(Dataset entries)
--------------------

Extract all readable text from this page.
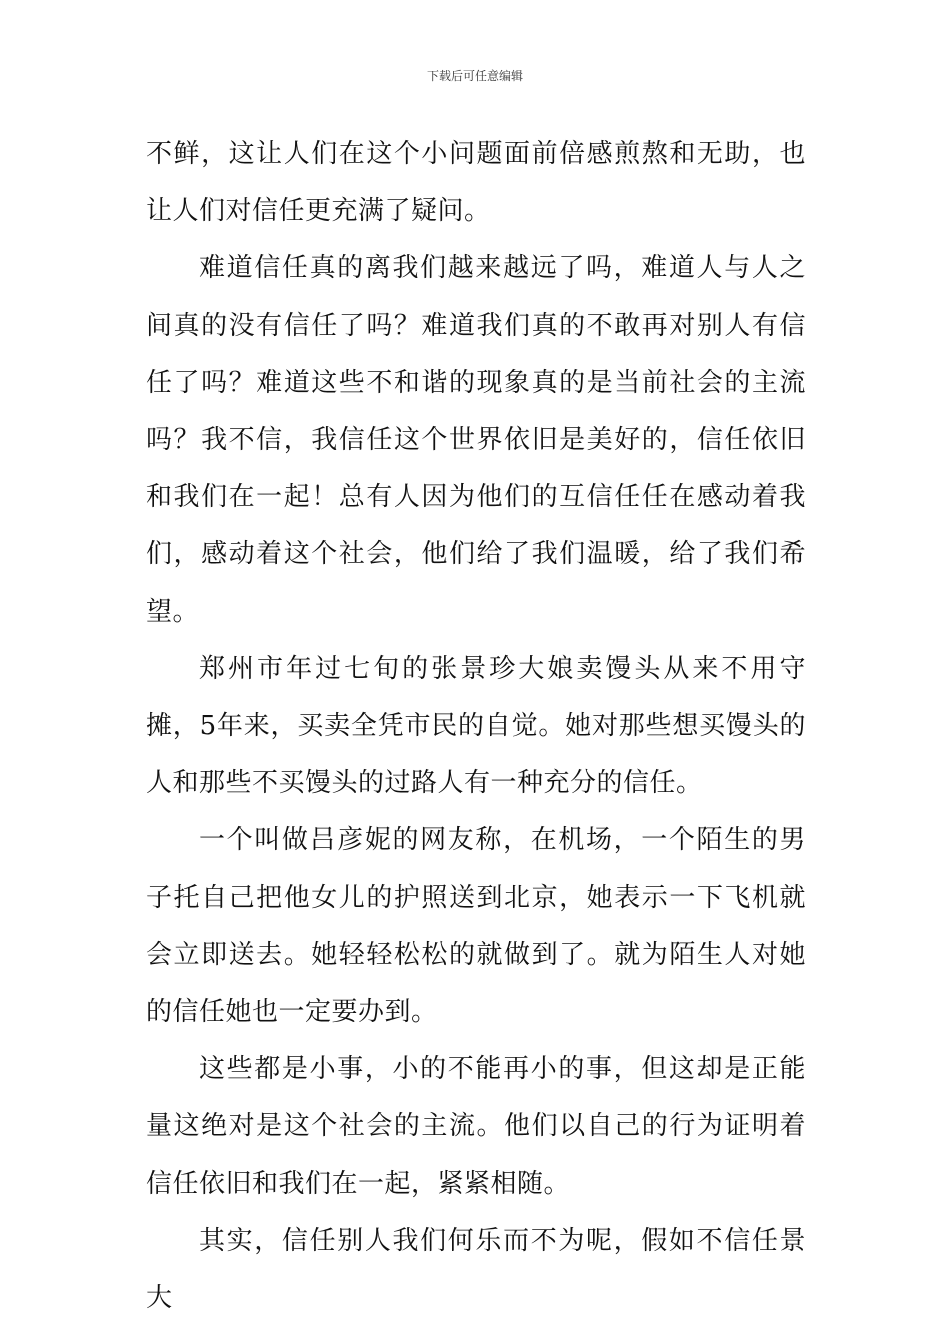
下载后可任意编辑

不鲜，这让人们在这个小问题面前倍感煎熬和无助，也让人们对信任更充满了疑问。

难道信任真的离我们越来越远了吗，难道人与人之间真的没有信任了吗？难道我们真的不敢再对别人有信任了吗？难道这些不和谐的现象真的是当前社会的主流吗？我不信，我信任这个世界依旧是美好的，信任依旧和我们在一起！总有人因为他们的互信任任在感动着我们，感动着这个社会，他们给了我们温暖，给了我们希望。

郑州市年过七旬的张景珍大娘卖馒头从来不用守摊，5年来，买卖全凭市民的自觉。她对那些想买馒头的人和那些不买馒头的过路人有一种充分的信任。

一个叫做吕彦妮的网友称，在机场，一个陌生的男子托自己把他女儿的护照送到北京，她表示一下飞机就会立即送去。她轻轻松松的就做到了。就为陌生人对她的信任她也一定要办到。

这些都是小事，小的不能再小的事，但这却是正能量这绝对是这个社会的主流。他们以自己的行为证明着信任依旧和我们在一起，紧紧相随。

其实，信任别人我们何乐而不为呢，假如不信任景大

--------------------

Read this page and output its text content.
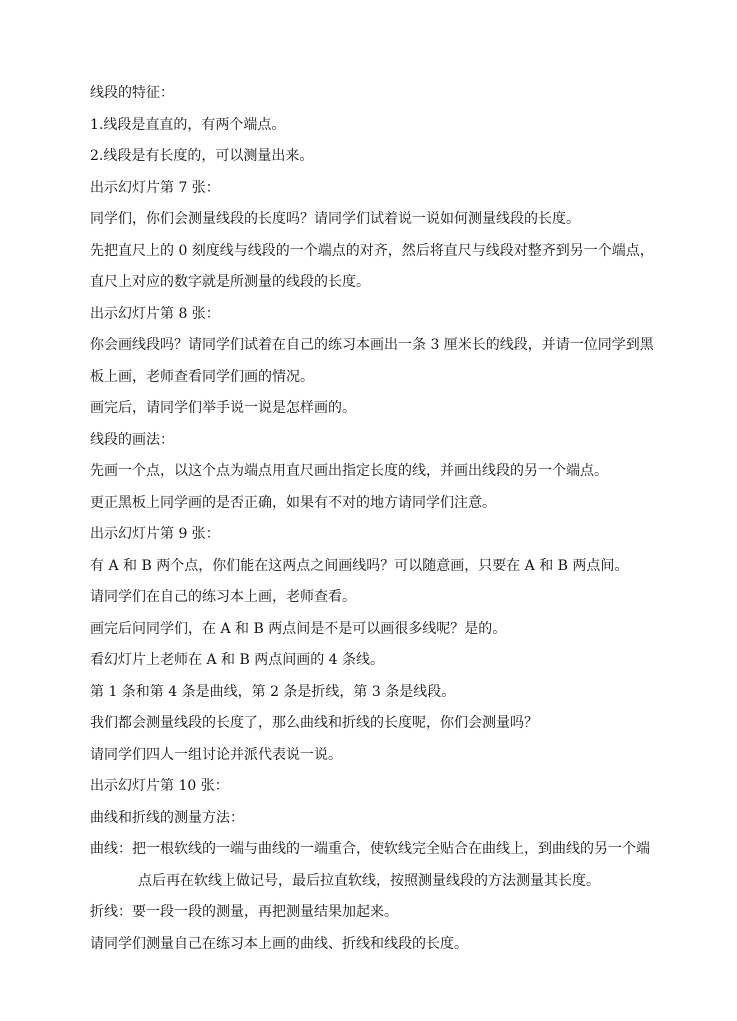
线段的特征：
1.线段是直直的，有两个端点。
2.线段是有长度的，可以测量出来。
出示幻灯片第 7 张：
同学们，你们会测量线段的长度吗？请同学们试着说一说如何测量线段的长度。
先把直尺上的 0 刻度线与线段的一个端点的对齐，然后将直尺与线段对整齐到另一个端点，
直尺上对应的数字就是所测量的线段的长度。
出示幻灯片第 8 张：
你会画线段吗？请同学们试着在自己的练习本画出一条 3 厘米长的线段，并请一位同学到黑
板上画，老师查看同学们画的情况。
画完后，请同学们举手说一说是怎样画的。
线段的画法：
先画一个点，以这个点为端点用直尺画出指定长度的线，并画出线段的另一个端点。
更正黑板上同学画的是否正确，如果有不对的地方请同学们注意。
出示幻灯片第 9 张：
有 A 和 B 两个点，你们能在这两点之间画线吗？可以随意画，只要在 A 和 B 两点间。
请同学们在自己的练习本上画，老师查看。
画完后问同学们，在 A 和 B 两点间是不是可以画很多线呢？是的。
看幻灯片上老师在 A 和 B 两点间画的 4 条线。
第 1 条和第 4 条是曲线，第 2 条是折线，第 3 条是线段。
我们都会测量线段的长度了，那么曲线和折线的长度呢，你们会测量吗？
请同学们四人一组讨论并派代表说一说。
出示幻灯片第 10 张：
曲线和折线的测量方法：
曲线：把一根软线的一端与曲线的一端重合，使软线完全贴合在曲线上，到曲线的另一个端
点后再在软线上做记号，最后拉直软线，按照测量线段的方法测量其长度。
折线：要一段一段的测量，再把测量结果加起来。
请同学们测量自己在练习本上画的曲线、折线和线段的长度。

--------------------

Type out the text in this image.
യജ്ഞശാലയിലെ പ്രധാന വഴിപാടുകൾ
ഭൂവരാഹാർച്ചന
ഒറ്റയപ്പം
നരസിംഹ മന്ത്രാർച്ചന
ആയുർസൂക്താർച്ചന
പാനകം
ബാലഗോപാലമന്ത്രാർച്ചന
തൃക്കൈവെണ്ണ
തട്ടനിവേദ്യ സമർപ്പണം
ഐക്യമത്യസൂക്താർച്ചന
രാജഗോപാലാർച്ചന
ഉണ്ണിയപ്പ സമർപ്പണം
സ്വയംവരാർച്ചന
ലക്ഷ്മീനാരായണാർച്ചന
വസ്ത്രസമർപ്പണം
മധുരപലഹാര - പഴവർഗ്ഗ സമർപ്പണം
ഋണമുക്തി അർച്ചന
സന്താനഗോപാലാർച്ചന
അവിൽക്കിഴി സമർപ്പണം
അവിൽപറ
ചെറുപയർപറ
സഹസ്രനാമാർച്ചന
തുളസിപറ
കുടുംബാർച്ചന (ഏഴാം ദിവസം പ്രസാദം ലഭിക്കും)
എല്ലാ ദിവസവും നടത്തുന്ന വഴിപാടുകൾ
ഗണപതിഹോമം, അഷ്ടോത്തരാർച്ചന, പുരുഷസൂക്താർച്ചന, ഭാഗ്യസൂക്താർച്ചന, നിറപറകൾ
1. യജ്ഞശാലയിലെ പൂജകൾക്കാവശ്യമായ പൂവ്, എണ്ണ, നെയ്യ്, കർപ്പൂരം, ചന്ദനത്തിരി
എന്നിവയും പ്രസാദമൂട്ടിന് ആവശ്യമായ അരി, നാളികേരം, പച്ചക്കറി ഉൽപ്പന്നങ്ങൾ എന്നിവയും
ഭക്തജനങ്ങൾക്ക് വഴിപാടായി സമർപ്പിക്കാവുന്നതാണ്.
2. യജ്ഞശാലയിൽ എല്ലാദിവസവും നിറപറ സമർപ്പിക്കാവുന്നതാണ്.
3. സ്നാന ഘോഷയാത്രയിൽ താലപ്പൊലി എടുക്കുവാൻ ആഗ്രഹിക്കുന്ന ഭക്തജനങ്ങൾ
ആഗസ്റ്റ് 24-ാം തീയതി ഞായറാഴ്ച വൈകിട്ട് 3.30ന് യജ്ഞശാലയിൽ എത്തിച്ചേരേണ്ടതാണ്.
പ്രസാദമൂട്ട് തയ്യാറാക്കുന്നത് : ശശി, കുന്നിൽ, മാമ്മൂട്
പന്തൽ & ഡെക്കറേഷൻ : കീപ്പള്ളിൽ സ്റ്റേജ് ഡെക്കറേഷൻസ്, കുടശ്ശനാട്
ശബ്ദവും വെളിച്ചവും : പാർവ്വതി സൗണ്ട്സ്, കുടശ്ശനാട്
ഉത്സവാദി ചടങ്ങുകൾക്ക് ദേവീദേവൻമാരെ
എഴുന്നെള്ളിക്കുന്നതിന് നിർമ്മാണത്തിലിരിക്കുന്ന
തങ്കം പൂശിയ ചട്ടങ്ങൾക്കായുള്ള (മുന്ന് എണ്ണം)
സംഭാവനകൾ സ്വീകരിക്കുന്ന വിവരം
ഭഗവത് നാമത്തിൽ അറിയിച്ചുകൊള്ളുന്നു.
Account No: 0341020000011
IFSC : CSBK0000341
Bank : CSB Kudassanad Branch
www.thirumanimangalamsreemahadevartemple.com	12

--------------------

» **Task directions**
Please list every line of the records that contains "page".

» **Reply to the task**
Extract all readable text from this page.
Read this page and output its text content.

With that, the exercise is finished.